[START OF DATA SHOWN]

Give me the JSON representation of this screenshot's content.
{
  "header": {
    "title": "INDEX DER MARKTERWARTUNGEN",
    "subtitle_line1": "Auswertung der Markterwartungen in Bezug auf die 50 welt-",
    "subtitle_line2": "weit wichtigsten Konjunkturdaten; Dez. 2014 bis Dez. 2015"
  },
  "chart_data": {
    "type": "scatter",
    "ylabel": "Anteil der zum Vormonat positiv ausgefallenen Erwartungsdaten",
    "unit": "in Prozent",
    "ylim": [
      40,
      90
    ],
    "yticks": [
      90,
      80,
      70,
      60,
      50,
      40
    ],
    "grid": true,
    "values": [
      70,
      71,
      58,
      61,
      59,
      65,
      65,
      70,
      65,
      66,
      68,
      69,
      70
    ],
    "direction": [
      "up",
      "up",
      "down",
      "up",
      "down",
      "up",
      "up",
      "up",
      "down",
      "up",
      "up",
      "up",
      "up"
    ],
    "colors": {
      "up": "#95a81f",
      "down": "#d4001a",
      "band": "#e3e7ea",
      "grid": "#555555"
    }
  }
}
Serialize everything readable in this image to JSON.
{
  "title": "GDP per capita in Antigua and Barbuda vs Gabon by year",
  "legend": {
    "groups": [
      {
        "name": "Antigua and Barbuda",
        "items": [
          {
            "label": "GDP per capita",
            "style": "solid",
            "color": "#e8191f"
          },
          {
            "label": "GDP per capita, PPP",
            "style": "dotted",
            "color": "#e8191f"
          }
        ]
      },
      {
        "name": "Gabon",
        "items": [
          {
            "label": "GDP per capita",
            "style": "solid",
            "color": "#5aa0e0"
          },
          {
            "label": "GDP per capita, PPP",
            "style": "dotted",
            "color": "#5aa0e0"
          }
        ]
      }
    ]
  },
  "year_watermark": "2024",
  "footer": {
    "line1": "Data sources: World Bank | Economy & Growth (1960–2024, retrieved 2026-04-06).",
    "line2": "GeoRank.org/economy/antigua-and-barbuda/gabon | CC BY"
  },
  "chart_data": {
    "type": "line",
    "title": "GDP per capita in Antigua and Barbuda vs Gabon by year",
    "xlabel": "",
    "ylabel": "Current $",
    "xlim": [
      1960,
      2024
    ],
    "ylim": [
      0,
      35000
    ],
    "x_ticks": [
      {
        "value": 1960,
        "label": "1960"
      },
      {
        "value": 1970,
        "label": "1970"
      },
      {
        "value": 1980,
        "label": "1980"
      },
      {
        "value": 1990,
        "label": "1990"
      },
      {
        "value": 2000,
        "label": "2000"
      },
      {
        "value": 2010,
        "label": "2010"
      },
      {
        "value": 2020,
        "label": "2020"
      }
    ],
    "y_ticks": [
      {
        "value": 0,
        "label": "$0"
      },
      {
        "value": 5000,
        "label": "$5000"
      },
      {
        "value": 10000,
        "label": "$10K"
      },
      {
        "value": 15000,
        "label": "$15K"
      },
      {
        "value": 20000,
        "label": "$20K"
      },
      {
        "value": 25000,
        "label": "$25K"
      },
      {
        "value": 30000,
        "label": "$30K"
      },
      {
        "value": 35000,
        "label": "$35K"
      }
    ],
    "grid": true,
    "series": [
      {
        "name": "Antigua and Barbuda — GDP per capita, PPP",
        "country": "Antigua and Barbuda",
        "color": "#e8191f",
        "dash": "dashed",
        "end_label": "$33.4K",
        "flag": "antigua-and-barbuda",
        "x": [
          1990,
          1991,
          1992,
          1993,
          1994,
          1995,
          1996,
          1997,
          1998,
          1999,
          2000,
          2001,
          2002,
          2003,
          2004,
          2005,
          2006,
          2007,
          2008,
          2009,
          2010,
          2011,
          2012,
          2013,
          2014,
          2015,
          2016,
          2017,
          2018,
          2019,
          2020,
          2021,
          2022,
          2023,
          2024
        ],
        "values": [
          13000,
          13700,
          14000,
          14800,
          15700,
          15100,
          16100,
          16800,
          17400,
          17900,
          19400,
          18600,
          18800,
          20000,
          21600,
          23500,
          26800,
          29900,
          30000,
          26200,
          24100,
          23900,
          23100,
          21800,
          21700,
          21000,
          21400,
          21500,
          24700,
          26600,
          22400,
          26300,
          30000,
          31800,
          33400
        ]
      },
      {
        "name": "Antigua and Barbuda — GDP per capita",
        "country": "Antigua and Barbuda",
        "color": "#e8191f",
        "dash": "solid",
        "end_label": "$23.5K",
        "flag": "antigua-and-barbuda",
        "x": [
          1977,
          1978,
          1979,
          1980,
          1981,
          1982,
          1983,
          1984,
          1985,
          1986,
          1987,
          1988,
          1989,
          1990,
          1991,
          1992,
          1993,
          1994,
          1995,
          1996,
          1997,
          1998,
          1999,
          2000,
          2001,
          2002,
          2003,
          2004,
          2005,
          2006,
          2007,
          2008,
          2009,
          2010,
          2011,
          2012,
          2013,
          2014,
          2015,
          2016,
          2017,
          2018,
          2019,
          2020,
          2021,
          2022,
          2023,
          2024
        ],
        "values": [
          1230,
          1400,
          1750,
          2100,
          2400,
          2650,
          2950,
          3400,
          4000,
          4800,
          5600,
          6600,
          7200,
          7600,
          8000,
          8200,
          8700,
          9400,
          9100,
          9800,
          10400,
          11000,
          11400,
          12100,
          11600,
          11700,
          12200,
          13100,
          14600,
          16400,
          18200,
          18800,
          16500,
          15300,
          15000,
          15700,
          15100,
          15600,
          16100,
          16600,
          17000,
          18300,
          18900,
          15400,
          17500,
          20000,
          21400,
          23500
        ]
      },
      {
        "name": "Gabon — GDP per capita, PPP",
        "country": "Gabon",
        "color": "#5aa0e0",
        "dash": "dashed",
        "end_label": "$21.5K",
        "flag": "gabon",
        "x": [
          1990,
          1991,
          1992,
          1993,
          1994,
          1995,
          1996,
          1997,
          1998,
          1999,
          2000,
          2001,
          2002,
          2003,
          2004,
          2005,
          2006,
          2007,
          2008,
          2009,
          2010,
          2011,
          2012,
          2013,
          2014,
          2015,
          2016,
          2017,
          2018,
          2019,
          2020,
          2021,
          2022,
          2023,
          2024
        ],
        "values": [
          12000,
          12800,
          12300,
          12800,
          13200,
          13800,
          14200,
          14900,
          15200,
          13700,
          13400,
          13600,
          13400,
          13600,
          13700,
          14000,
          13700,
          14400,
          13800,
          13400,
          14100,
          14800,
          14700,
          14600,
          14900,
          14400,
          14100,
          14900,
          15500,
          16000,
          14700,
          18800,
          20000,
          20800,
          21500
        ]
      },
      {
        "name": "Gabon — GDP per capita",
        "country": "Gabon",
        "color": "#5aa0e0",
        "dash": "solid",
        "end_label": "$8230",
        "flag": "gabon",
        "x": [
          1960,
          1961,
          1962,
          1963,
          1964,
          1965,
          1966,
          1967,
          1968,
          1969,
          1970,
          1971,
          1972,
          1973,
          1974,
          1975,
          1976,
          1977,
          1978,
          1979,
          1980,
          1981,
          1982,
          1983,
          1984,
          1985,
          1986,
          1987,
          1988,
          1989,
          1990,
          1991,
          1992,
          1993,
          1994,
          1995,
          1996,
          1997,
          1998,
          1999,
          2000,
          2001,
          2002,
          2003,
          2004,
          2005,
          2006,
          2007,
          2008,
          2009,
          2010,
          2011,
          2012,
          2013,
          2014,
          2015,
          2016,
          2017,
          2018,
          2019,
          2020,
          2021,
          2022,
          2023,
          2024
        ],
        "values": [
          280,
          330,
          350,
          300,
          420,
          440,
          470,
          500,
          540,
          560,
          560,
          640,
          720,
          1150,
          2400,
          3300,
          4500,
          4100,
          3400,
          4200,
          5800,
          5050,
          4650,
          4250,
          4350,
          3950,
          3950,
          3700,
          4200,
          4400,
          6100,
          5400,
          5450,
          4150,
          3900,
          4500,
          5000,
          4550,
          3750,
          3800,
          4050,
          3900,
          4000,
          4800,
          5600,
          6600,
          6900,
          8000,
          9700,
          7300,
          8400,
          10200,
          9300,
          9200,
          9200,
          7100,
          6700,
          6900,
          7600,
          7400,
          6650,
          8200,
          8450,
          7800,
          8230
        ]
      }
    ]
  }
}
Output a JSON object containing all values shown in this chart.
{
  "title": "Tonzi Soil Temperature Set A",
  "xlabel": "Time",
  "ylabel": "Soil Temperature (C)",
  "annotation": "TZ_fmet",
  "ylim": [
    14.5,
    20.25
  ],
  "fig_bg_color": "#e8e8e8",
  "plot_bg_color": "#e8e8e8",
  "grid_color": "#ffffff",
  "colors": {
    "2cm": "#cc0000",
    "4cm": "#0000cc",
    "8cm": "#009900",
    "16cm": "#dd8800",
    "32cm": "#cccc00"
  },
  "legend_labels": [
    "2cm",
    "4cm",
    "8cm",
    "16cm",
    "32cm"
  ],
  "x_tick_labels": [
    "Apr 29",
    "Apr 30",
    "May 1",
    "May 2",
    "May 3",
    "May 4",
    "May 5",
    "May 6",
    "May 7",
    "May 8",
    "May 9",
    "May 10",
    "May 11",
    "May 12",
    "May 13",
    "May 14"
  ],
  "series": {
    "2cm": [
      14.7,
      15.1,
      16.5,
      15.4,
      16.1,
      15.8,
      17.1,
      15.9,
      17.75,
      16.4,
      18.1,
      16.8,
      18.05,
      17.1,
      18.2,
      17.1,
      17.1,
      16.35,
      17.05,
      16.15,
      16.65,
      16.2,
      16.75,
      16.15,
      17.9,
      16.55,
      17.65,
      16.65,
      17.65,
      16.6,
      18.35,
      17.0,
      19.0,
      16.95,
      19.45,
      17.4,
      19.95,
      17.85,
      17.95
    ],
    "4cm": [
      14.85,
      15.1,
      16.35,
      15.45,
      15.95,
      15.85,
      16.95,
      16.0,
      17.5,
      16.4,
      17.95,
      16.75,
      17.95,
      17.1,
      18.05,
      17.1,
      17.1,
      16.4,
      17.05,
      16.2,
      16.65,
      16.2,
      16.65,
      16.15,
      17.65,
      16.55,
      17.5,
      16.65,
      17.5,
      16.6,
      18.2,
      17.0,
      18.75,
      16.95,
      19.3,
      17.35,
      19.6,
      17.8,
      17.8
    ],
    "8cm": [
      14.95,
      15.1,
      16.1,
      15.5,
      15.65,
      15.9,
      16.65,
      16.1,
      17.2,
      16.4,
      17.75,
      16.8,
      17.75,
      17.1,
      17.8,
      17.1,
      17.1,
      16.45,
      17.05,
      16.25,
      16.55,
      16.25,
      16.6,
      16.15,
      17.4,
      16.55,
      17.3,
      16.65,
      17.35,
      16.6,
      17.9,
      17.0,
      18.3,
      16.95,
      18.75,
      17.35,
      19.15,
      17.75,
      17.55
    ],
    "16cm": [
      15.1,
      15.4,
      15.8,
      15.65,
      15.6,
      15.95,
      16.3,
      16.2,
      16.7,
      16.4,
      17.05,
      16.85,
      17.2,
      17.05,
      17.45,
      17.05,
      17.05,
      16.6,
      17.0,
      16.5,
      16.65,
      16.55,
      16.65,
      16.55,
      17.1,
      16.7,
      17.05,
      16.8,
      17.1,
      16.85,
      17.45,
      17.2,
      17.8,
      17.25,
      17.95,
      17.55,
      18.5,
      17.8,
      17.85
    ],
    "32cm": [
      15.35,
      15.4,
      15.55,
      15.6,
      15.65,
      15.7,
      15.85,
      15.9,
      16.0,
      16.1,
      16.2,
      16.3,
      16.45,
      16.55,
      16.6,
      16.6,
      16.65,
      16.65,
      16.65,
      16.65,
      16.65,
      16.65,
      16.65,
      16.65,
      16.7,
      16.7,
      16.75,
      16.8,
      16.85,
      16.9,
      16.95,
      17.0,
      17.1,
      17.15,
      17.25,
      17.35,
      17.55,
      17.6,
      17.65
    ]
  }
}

[END OF DATA SHOWN]

• DIRECTIONS
Review the material and copy each line in which the word "Temperature" appears.

• WRITTEN SOLUTION
  "title": "Tonzi Soil Temperature Set A",
  "ylabel": "Soil Temperature (C)",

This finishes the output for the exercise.